-- begin Dataset entries --

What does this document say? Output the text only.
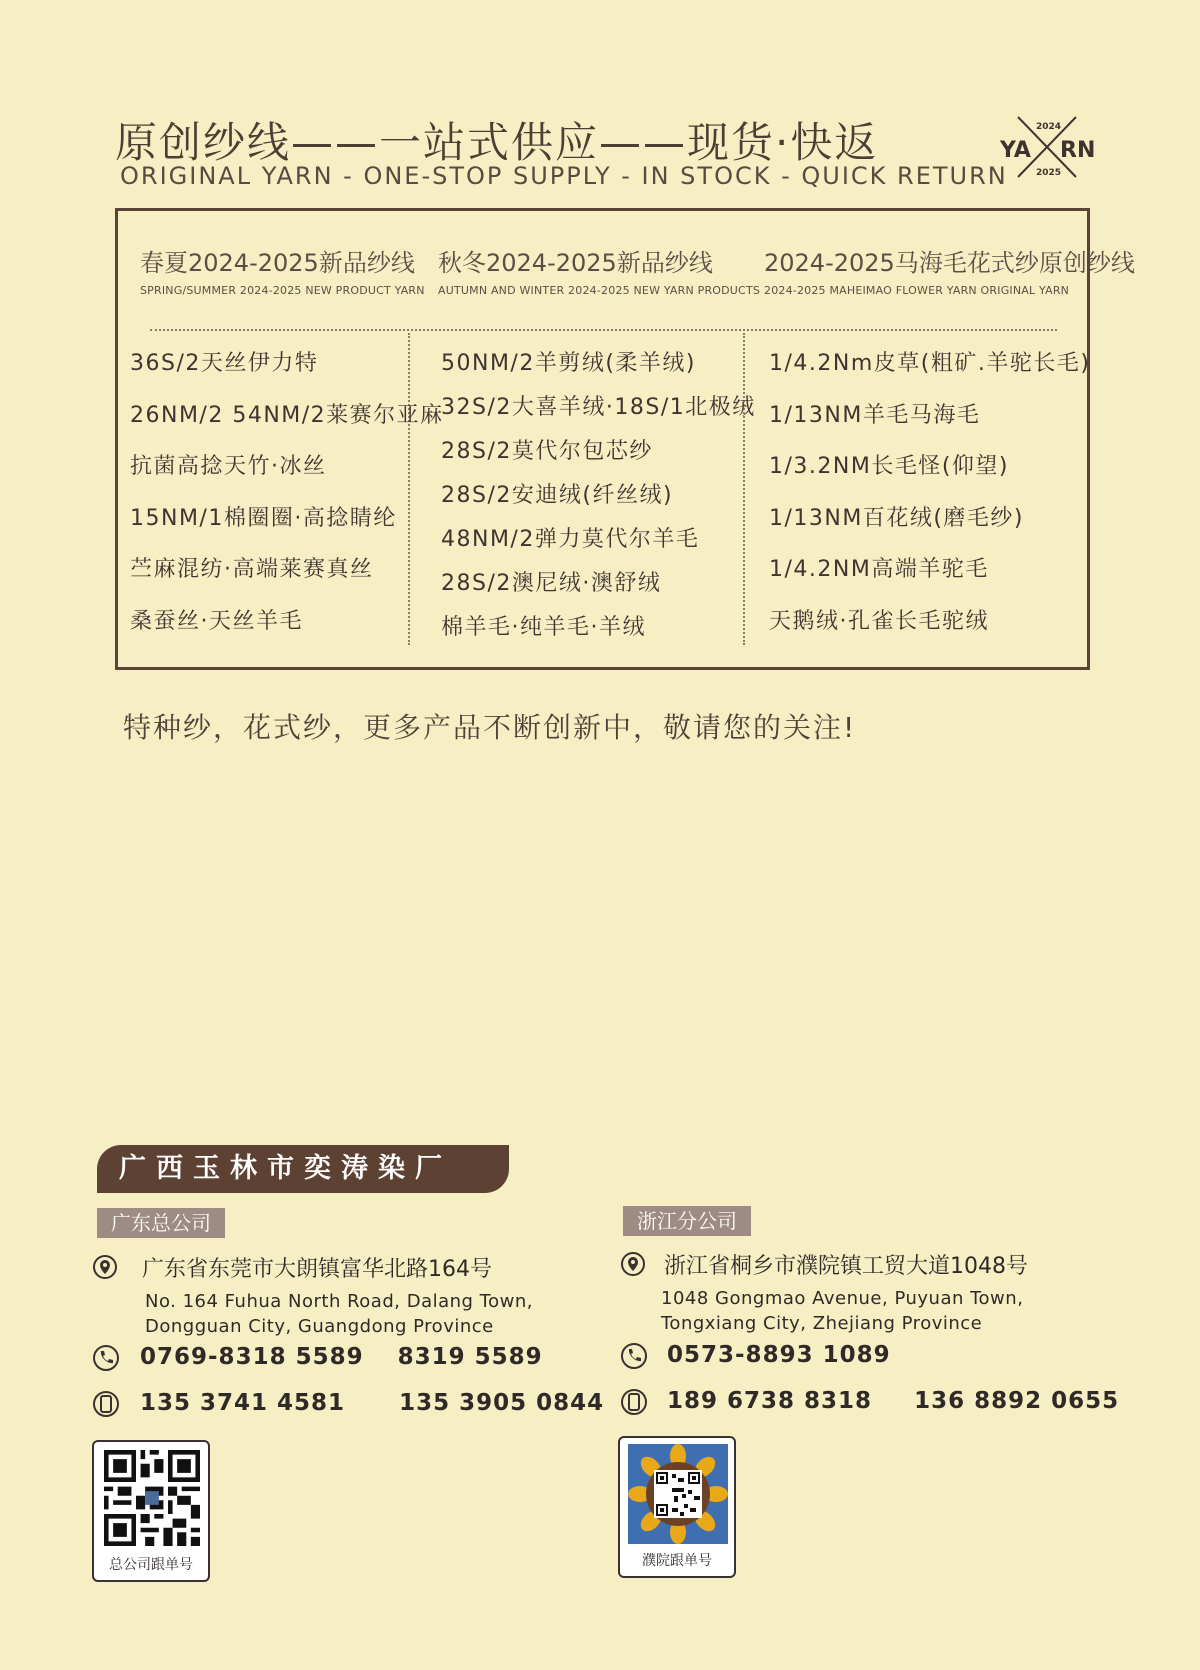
原创纱线——一站式供应——现货·快返
ORIGINAL YARN - ONE-STOP SUPPLY - IN STOCK - QUICK RETURN
YA RN
2024
2025
春夏2024-2025新品纱线
SPRING/SUMMER 2024-2025 NEW PRODUCT YARN
秋冬2024-2025新品纱线
AUTUMN AND WINTER 2024-2025 NEW YARN PRODUCTS
2024-2025马海毛花式纱原创纱线
2024-2025 MAHEIMAO FLOWER YARN ORIGINAL YARN
36S/2天丝伊力特
26NM/2 54NM/2莱赛尔亚麻
抗菌高捻天竹·冰丝
15NM/1棉圈圈·高捻睛纶
苎麻混纺·高端莱赛真丝
桑蚕丝·天丝羊毛
50NM/2羊剪绒(柔羊绒)
32S/2大喜羊绒·18S/1北极绒
28S/2莫代尔包芯纱
28S/2安迪绒(纤丝绒)
48NM/2弹力莫代尔羊毛
28S/2澳尼绒·澳舒绒
棉羊毛·纯羊毛·羊绒
1/4.2Nm皮草(粗矿.羊驼长毛)
1/13NM羊毛马海毛
1/3.2NM长毛怪(仰望)
1/13NM百花绒(磨毛纱)
1/4.2NM高端羊驼毛
天鹅绒·孔雀长毛驼绒
特种纱，花式纱，更多产品不断创新中，敬请您的关注!
广西玉林市奕涛染厂
广东总公司
广东省东莞市大朗镇富华北路164号
No. 164 Fuhua North Road, Dalang Town,
Dongguan City, Guangdong Province
0769-8318 5589 8319 5589
135 3741 4581 135 3905 0844
总公司跟单号
浙江分公司
浙江省桐乡市濮院镇工贸大道1048号
1048 Gongmao Avenue, Puyuan Town,
Tongxiang City, Zhejiang Province
0573-8893 1089
189 6738 8318 136 8892 0655
濮院跟单号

-- end Dataset entries --

- Requirements -
Which lines of the data above contain "Town"? Copy each one.

- Finished task -
No. 164 Fuhua North Road, Dalang Town,
1048 Gongmao Avenue, Puyuan Town,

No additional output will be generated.